%%

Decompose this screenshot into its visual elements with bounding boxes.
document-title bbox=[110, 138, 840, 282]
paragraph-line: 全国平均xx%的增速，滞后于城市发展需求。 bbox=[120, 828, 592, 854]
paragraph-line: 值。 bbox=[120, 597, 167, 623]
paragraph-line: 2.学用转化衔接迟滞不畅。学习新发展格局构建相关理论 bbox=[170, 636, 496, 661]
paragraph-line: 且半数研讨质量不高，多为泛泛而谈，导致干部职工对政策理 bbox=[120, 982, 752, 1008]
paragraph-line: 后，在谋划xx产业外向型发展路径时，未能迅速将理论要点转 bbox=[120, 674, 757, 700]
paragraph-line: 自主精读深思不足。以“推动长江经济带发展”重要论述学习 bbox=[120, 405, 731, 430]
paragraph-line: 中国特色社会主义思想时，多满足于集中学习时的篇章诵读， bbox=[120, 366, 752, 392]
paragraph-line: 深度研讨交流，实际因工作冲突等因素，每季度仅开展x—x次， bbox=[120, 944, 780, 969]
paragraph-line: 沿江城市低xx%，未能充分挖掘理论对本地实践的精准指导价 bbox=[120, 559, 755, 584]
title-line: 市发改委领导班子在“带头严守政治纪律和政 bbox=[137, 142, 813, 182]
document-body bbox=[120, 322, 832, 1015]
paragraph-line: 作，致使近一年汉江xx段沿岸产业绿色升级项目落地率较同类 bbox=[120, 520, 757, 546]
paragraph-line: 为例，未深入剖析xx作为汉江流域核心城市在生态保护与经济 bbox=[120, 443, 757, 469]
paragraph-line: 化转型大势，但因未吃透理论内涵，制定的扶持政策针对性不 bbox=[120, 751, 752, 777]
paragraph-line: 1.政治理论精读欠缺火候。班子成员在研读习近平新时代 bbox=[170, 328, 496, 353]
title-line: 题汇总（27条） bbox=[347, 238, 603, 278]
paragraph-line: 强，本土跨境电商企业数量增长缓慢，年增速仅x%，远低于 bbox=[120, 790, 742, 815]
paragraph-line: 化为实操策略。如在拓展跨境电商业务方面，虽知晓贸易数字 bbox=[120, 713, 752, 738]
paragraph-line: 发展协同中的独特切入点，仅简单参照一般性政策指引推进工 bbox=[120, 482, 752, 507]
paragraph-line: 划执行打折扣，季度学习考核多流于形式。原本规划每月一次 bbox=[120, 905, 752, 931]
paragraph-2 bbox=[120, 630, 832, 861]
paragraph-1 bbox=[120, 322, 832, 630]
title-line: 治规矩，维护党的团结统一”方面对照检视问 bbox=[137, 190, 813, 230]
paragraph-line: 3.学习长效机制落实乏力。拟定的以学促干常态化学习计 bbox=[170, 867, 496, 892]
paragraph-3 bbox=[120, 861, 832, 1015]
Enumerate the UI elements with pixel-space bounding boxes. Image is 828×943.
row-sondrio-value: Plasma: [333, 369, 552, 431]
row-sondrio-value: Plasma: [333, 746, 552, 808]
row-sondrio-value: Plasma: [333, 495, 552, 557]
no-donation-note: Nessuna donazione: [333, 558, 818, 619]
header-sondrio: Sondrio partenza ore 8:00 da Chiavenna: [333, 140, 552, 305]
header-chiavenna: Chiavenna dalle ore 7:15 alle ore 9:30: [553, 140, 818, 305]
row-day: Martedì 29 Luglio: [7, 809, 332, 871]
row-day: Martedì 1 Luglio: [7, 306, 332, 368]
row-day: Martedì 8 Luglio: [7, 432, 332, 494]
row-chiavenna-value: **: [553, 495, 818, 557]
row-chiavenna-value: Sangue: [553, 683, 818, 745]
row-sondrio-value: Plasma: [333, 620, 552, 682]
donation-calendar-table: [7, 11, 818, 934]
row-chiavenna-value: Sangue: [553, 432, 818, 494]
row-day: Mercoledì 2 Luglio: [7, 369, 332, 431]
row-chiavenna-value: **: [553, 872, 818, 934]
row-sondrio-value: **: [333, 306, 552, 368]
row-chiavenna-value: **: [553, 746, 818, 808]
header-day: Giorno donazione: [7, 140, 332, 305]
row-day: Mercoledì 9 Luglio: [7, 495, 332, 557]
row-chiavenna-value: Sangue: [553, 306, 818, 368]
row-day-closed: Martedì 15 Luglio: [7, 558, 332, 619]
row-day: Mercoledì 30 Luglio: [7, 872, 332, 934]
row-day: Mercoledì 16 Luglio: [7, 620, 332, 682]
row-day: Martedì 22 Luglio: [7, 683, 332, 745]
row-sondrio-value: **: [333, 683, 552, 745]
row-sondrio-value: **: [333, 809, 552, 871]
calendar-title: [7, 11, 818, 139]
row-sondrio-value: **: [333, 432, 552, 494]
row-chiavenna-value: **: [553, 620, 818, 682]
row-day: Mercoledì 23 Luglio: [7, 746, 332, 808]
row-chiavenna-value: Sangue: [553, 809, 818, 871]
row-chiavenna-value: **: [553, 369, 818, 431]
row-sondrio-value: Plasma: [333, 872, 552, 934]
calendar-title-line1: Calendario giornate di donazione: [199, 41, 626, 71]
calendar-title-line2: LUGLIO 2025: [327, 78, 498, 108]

%%

### Short exercise
Please count the lines in the items above that contain the string "donazione", treating uppercase and lowercase as different, and give only the number.

### Solution to the problem
3